Dataset records
|---|

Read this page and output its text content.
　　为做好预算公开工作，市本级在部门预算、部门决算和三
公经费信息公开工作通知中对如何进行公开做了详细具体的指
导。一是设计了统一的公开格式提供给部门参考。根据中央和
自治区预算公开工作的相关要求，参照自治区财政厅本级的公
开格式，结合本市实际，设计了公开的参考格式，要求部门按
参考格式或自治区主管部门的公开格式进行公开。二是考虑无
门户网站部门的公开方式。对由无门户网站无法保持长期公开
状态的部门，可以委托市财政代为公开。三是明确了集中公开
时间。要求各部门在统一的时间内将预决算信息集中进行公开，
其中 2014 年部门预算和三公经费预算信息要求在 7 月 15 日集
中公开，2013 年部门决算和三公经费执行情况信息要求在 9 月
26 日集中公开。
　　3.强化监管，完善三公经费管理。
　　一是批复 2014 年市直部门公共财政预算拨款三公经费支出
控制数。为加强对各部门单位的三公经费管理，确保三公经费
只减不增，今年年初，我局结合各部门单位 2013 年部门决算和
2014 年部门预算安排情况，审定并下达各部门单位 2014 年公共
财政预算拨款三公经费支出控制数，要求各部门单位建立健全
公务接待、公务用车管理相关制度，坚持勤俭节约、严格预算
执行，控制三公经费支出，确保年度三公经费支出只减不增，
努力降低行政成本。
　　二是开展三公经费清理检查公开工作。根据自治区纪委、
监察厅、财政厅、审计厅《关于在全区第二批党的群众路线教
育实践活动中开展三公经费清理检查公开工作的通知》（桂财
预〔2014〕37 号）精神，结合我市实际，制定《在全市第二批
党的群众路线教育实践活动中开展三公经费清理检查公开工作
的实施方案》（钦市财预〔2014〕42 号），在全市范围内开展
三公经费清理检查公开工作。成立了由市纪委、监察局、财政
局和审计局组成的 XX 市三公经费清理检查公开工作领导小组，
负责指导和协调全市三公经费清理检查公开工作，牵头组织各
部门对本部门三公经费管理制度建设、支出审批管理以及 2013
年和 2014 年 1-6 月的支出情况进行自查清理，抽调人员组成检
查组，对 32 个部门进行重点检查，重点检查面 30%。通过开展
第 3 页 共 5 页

|---|

* [Problem to solve]
From the records above, extract every entry exactly as given.

* [In response]
Read this page and output its text content.
　　为做好预算公开工作，市本级在部门预算、部门决算和三
公经费信息公开工作通知中对如何进行公开做了详细具体的指
导。一是设计了统一的公开格式提供给部门参考。根据中央和
自治区预算公开工作的相关要求，参照自治区财政厅本级的公
开格式，结合本市实际，设计了公开的参考格式，要求部门按
参考格式或自治区主管部门的公开格式进行公开。二是考虑无
门户网站部门的公开方式。对由无门户网站无法保持长期公开
状态的部门，可以委托市财政代为公开。三是明确了集中公开
时间。要求各部门在统一的时间内将预决算信息集中进行公开，
其中 2014 年部门预算和三公经费预算信息要求在 7 月 15 日集
中公开，2013 年部门决算和三公经费执行情况信息要求在 9 月
26 日集中公开。
　　3.强化监管，完善三公经费管理。
　　一是批复 2014 年市直部门公共财政预算拨款三公经费支出
控制数。为加强对各部门单位的三公经费管理，确保三公经费
只减不增，今年年初，我局结合各部门单位 2013 年部门决算和
2014 年部门预算安排情况，审定并下达各部门单位 2014 年公共
财政预算拨款三公经费支出控制数，要求各部门单位建立健全
公务接待、公务用车管理相关制度，坚持勤俭节约、严格预算
执行，控制三公经费支出，确保年度三公经费支出只减不增，
努力降低行政成本。
　　二是开展三公经费清理检查公开工作。根据自治区纪委、
监察厅、财政厅、审计厅《关于在全区第二批党的群众路线教
育实践活动中开展三公经费清理检查公开工作的通知》（桂财
预〔2014〕37 号）精神，结合我市实际，制定《在全市第二批
党的群众路线教育实践活动中开展三公经费清理检查公开工作
的实施方案》（钦市财预〔2014〕42 号），在全市范围内开展
三公经费清理检查公开工作。成立了由市纪委、监察局、财政
局和审计局组成的 XX 市三公经费清理检查公开工作领导小组，
负责指导和协调全市三公经费清理检查公开工作，牵头组织各
部门对本部门三公经费管理制度建设、支出审批管理以及 2013
年和 2014 年 1-6 月的支出情况进行自查清理，抽调人员组成检
查组，对 32 个部门进行重点检查，重点检查面 30%。通过开展
第 3 页 共 5 页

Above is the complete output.